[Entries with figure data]
** START **
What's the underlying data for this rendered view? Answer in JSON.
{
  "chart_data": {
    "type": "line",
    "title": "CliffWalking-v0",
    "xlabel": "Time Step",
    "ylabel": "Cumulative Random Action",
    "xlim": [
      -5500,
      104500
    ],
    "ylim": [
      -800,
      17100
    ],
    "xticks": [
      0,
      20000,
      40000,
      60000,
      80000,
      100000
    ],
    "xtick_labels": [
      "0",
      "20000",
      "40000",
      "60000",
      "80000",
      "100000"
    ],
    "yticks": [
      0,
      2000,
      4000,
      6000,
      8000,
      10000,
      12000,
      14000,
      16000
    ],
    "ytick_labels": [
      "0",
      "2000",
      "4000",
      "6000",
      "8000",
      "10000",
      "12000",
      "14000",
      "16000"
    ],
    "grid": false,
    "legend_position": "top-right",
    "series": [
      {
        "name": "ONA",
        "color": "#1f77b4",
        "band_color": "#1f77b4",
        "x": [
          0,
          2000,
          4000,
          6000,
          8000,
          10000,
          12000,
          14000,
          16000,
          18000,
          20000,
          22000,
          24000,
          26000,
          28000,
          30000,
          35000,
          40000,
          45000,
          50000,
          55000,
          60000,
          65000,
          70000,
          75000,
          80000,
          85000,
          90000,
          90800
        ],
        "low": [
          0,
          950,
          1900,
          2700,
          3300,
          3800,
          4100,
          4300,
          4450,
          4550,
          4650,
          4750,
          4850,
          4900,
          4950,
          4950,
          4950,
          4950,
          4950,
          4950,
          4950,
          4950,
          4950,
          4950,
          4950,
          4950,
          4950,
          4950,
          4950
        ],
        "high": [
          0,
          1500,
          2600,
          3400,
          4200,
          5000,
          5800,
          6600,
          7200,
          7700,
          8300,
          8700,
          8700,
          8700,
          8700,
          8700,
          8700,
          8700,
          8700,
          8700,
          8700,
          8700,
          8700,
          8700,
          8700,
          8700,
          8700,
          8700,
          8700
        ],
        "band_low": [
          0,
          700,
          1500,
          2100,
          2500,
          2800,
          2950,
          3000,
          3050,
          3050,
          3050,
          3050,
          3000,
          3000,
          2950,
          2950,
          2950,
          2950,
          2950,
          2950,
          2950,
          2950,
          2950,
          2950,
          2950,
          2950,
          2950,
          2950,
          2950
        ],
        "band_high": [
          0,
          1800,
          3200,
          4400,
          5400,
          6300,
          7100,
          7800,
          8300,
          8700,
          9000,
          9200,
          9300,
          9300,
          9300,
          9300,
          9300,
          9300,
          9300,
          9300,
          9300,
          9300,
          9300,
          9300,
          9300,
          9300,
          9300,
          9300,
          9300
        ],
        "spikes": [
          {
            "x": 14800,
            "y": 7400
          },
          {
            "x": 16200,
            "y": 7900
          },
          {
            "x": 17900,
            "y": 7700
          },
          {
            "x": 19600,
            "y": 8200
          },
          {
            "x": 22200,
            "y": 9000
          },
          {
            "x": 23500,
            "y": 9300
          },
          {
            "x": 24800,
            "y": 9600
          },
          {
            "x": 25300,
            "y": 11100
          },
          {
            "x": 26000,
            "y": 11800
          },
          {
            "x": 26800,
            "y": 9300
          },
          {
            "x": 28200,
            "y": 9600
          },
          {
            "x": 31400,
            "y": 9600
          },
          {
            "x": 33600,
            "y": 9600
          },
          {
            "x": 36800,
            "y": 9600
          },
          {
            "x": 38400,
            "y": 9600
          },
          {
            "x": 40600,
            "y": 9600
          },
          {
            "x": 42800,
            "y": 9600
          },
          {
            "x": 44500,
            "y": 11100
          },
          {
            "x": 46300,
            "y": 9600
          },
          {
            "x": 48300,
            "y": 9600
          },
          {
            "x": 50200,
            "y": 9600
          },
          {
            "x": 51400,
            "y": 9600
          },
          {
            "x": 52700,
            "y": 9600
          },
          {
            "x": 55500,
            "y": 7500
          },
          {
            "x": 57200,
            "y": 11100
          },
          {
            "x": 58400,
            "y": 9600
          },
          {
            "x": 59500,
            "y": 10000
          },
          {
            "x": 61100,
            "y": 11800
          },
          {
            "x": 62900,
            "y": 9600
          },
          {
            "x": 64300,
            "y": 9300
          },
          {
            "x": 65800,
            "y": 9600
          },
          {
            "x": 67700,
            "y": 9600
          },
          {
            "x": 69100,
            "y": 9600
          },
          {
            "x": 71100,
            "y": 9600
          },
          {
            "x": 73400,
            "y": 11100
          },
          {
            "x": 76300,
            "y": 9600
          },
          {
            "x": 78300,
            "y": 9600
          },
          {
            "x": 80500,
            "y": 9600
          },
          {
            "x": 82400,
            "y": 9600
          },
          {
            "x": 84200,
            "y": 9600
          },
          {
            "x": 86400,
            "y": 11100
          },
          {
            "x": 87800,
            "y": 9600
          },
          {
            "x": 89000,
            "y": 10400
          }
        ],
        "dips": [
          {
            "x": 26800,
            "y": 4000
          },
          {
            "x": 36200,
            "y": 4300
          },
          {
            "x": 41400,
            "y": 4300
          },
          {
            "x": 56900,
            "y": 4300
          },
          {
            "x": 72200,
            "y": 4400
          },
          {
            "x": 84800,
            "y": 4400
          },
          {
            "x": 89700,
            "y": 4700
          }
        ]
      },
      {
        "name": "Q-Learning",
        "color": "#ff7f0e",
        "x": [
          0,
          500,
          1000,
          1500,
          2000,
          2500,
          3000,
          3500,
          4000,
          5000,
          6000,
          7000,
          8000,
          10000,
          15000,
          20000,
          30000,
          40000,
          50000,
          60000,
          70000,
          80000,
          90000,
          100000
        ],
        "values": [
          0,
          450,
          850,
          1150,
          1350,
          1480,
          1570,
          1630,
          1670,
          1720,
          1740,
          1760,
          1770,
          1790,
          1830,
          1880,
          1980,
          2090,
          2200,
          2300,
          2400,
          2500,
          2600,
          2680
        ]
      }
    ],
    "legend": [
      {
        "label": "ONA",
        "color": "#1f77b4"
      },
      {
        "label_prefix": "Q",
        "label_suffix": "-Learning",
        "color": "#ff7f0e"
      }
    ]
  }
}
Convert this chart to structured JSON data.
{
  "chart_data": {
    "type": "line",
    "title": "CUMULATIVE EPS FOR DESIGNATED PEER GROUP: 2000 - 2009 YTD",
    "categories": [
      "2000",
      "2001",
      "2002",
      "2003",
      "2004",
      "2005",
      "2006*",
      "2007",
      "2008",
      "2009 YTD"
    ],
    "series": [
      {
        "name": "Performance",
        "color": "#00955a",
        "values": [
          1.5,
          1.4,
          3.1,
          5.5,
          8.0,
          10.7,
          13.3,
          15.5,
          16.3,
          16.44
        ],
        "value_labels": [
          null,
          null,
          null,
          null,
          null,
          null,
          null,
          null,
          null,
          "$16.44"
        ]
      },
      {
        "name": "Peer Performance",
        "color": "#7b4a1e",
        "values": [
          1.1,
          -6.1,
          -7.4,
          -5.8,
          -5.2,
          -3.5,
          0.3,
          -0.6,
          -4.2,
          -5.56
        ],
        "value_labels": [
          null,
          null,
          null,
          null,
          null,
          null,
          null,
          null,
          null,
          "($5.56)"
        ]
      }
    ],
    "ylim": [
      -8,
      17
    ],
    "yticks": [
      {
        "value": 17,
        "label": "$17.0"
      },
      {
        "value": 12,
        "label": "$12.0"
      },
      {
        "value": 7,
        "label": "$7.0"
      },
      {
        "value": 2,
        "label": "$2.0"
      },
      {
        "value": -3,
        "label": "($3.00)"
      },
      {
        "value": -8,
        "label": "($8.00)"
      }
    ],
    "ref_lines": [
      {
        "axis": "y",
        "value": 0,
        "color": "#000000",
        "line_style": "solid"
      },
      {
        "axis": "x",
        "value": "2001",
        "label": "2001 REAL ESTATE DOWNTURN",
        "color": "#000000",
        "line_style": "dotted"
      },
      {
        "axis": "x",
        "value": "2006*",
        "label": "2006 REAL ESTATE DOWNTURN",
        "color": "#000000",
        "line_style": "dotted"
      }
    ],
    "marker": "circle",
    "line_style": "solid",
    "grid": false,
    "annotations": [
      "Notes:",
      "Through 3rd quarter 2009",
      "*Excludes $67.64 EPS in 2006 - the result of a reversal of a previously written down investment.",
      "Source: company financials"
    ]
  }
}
** END **
:: PROMPT ::
Using the entries above, return each line in which the word "ESTATE" occurs.

:: FINAL RESULT ::
        "label": "2001 REAL ESTATE DOWNTURN",
        "label": "2006 REAL ESTATE DOWNTURN",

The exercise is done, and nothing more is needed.